Task details –
Show each line from the listing that includes the word "With".

Rows from a figure dataset:
◇ ◇ ◇ ◇
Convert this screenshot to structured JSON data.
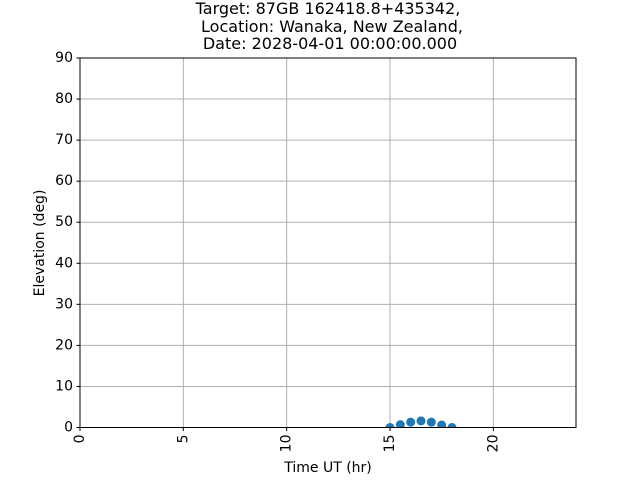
{
  "chart_data": {
    "type": "scatter",
    "title_lines": [
      "Target: 87GB 162418.8+435342,",
      "Location: Wanaka, New Zealand,",
      "Date: 2028-04-01 00:00:00.000"
    ],
    "xlabel": "Time UT (hr)",
    "ylabel": "Elevation (deg)",
    "xlim": [
      0,
      24
    ],
    "ylim": [
      0,
      90
    ],
    "xticks": [
      0,
      5,
      10,
      15,
      20
    ],
    "yticks": [
      0,
      10,
      20,
      30,
      40,
      50,
      60,
      70,
      80,
      90
    ],
    "grid": true,
    "marker_color": "#1f77b4",
    "series": [
      {
        "x": [
          15.0,
          15.5,
          16.0,
          16.5,
          17.0,
          17.5,
          18.0
        ],
        "y": [
          0.0,
          0.7,
          1.3,
          1.6,
          1.3,
          0.6,
          0.0
        ]
      }
    ]
  }
}
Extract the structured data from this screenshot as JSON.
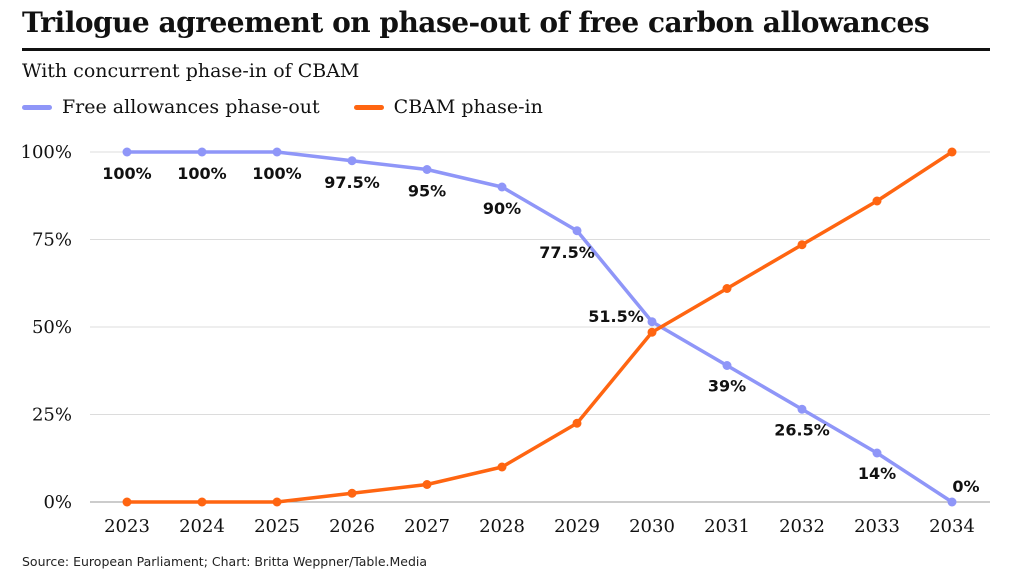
{
  "header": {
    "title": "Trilogue agreement on phase-out of free carbon allowances",
    "subtitle": "With concurrent phase-in of CBAM"
  },
  "footer": {
    "source": "Source: European Parliament; Chart: Britta Weppner/Table.Media"
  },
  "chart_data": {
    "type": "line",
    "title": "Trilogue agreement on phase-out of free carbon allowances",
    "subtitle": "With concurrent phase-in of CBAM",
    "xlabel": "",
    "ylabel": "",
    "x": [
      "2023",
      "2024",
      "2025",
      "2026",
      "2027",
      "2028",
      "2029",
      "2030",
      "2031",
      "2032",
      "2033",
      "2034"
    ],
    "y_ticks": [
      "0%",
      "25%",
      "50%",
      "75%",
      "100%"
    ],
    "ylim": [
      0,
      100
    ],
    "grid": true,
    "legend_position": "top-left",
    "series": [
      {
        "name": "Free allowances phase-out",
        "color": "#8f96f8",
        "values": [
          100,
          100,
          100,
          97.5,
          95,
          90,
          77.5,
          51.5,
          39,
          26.5,
          14,
          0
        ],
        "labels": [
          "100%",
          "100%",
          "100%",
          "97.5%",
          "95%",
          "90%",
          "77.5%",
          "51.5%",
          "39%",
          "26.5%",
          "14%",
          "0%"
        ]
      },
      {
        "name": "CBAM phase-in",
        "color": "#ff6511",
        "values": [
          0,
          0,
          0,
          2.5,
          5,
          10,
          22.5,
          48.5,
          61,
          73.5,
          86,
          100
        ]
      }
    ]
  }
}
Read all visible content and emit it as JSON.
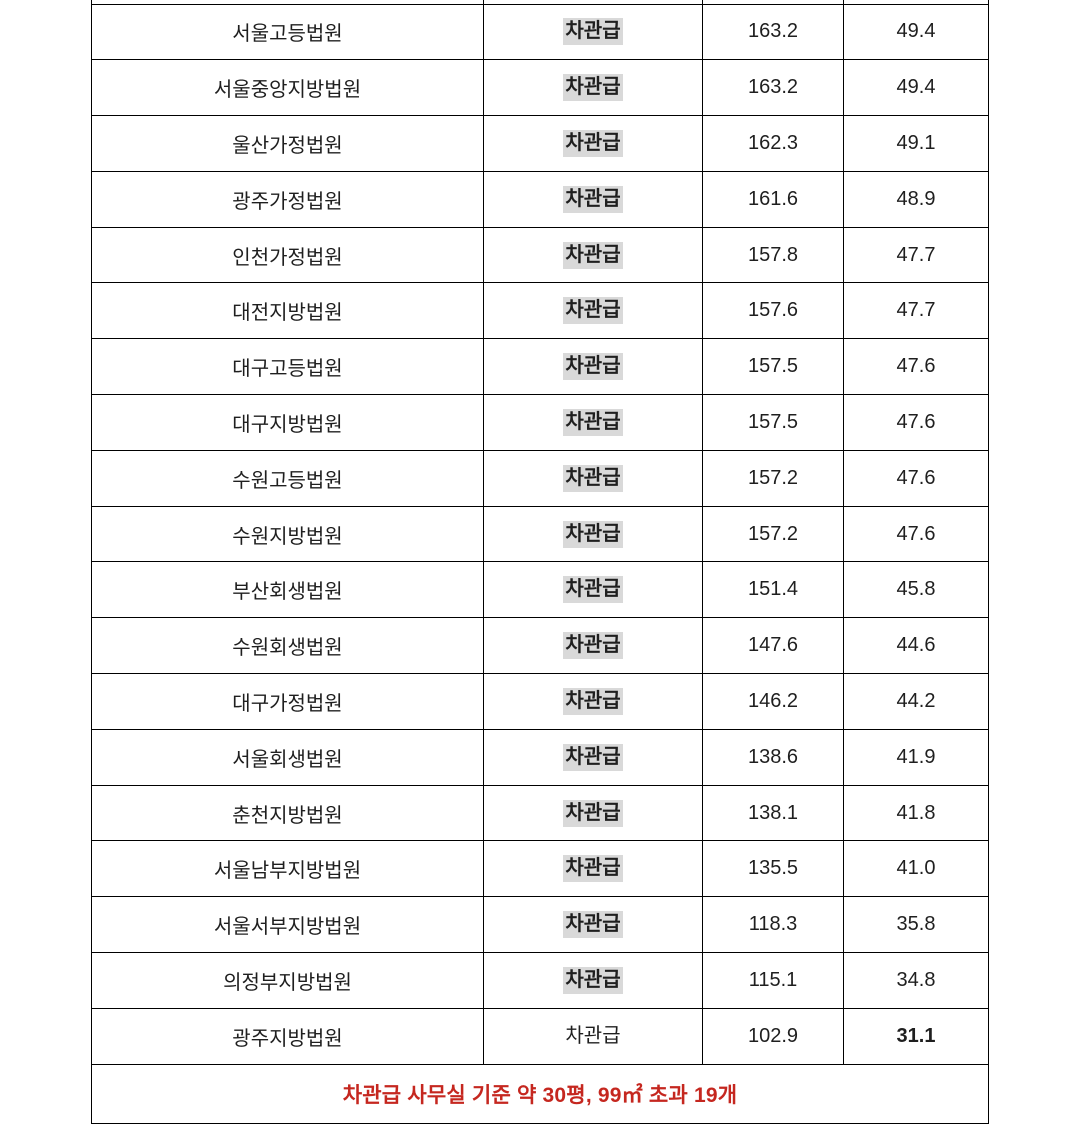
{
  "colors": {
    "grade_highlight": "#d9d9d9",
    "footer_note_red": "#c5271f",
    "table_border": "#000000",
    "body_text": "#1f1f1f"
  },
  "table": {
    "rows": [
      {
        "court": "서울고등법원",
        "grade": "차관급",
        "grade_highlight": true,
        "area_m2": "163.2",
        "area_pyeong": "49.4",
        "pyeong_bold": false
      },
      {
        "court": "서울중앙지방법원",
        "grade": "차관급",
        "grade_highlight": true,
        "area_m2": "163.2",
        "area_pyeong": "49.4",
        "pyeong_bold": false
      },
      {
        "court": "울산가정법원",
        "grade": "차관급",
        "grade_highlight": true,
        "area_m2": "162.3",
        "area_pyeong": "49.1",
        "pyeong_bold": false
      },
      {
        "court": "광주가정법원",
        "grade": "차관급",
        "grade_highlight": true,
        "area_m2": "161.6",
        "area_pyeong": "48.9",
        "pyeong_bold": false
      },
      {
        "court": "인천가정법원",
        "grade": "차관급",
        "grade_highlight": true,
        "area_m2": "157.8",
        "area_pyeong": "47.7",
        "pyeong_bold": false
      },
      {
        "court": "대전지방법원",
        "grade": "차관급",
        "grade_highlight": true,
        "area_m2": "157.6",
        "area_pyeong": "47.7",
        "pyeong_bold": false
      },
      {
        "court": "대구고등법원",
        "grade": "차관급",
        "grade_highlight": true,
        "area_m2": "157.5",
        "area_pyeong": "47.6",
        "pyeong_bold": false
      },
      {
        "court": "대구지방법원",
        "grade": "차관급",
        "grade_highlight": true,
        "area_m2": "157.5",
        "area_pyeong": "47.6",
        "pyeong_bold": false
      },
      {
        "court": "수원고등법원",
        "grade": "차관급",
        "grade_highlight": true,
        "area_m2": "157.2",
        "area_pyeong": "47.6",
        "pyeong_bold": false
      },
      {
        "court": "수원지방법원",
        "grade": "차관급",
        "grade_highlight": true,
        "area_m2": "157.2",
        "area_pyeong": "47.6",
        "pyeong_bold": false
      },
      {
        "court": "부산회생법원",
        "grade": "차관급",
        "grade_highlight": true,
        "area_m2": "151.4",
        "area_pyeong": "45.8",
        "pyeong_bold": false
      },
      {
        "court": "수원회생법원",
        "grade": "차관급",
        "grade_highlight": true,
        "area_m2": "147.6",
        "area_pyeong": "44.6",
        "pyeong_bold": false
      },
      {
        "court": "대구가정법원",
        "grade": "차관급",
        "grade_highlight": true,
        "area_m2": "146.2",
        "area_pyeong": "44.2",
        "pyeong_bold": false
      },
      {
        "court": "서울회생법원",
        "grade": "차관급",
        "grade_highlight": true,
        "area_m2": "138.6",
        "area_pyeong": "41.9",
        "pyeong_bold": false
      },
      {
        "court": "춘천지방법원",
        "grade": "차관급",
        "grade_highlight": true,
        "area_m2": "138.1",
        "area_pyeong": "41.8",
        "pyeong_bold": false
      },
      {
        "court": "서울남부지방법원",
        "grade": "차관급",
        "grade_highlight": true,
        "area_m2": "135.5",
        "area_pyeong": "41.0",
        "pyeong_bold": false
      },
      {
        "court": "서울서부지방법원",
        "grade": "차관급",
        "grade_highlight": true,
        "area_m2": "118.3",
        "area_pyeong": "35.8",
        "pyeong_bold": false
      },
      {
        "court": "의정부지방법원",
        "grade": "차관급",
        "grade_highlight": true,
        "area_m2": "115.1",
        "area_pyeong": "34.8",
        "pyeong_bold": false
      },
      {
        "court": "광주지방법원",
        "grade": "차관급",
        "grade_highlight": false,
        "area_m2": "102.9",
        "area_pyeong": "31.1",
        "pyeong_bold": true
      }
    ],
    "footer_note": "차관급 사무실 기준 약 30평, 99㎡ 초과 19개"
  }
}
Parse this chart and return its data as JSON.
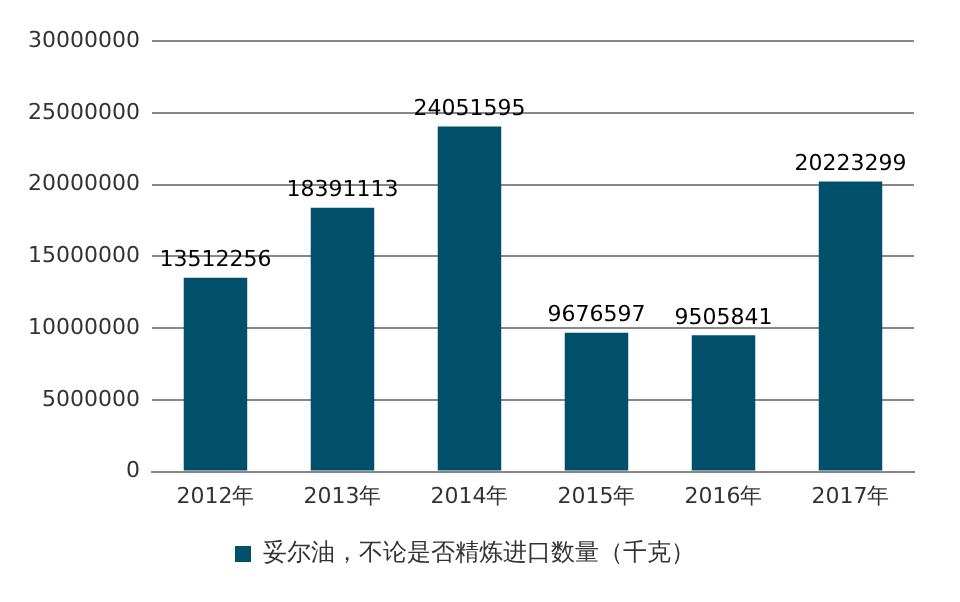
{
  "chart_data": {
    "type": "bar",
    "categories": [
      "2012年",
      "2013年",
      "2014年",
      "2015年",
      "2016年",
      "2017年"
    ],
    "series": [
      {
        "name": "妥尔油，不论是否精炼进口数量（千克）",
        "color": "#00506b",
        "values": [
          13512256,
          18391113,
          24051595,
          9676597,
          9505841,
          20223299
        ]
      }
    ],
    "ylim": [
      0,
      30000000
    ],
    "yticks": [
      0,
      5000000,
      10000000,
      15000000,
      20000000,
      25000000,
      30000000
    ],
    "grid": "y",
    "legend": "bottom",
    "data_labels": true
  }
}
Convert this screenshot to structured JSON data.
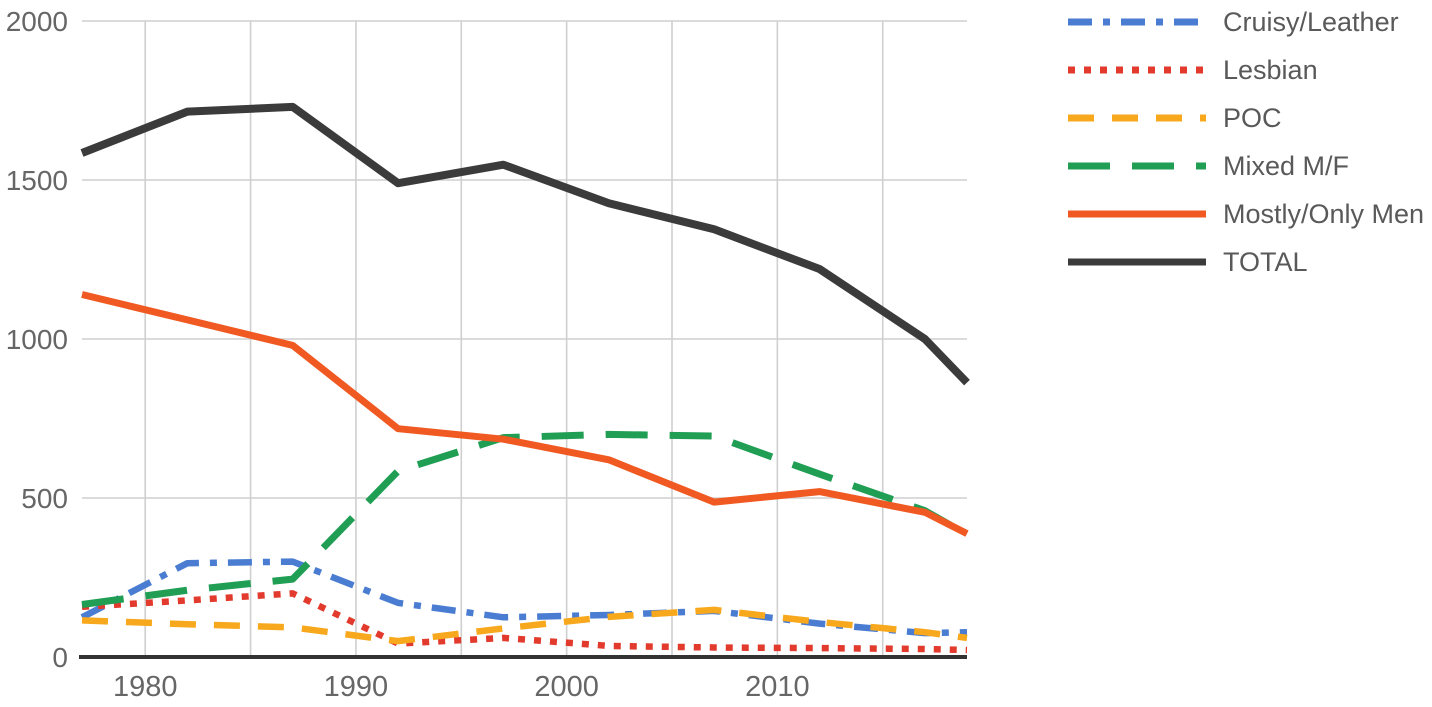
◇ ◇ ◇ ◇
Task response –
    "subtitle": "With concurrent phase-in of CBAM"
    "subtitle": "With concurrent phase-in of CBAM",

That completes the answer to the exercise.